(Excerpt from a dataset)
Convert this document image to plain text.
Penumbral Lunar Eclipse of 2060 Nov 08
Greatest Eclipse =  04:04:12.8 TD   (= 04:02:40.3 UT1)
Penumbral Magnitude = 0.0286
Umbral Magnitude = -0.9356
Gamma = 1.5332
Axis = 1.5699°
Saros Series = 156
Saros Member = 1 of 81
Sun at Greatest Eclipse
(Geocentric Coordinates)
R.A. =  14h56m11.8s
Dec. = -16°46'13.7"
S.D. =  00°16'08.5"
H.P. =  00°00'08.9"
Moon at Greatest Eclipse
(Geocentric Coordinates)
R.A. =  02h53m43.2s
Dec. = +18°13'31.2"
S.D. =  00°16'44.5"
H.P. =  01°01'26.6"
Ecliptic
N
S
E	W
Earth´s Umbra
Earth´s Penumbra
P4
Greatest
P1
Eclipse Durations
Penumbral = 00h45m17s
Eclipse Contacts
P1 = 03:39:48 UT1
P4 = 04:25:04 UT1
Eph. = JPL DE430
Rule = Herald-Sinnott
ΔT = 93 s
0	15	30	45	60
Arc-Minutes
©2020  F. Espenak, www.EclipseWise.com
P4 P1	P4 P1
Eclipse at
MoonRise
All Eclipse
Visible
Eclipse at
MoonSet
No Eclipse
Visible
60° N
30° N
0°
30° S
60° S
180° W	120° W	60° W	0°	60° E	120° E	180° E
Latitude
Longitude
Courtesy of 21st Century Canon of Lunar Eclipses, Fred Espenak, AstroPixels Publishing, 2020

STATED TASK: Your answer should be a single number: the count of lines in the data that include the word "Magnitude".

EXERCISE SOLUTION: 2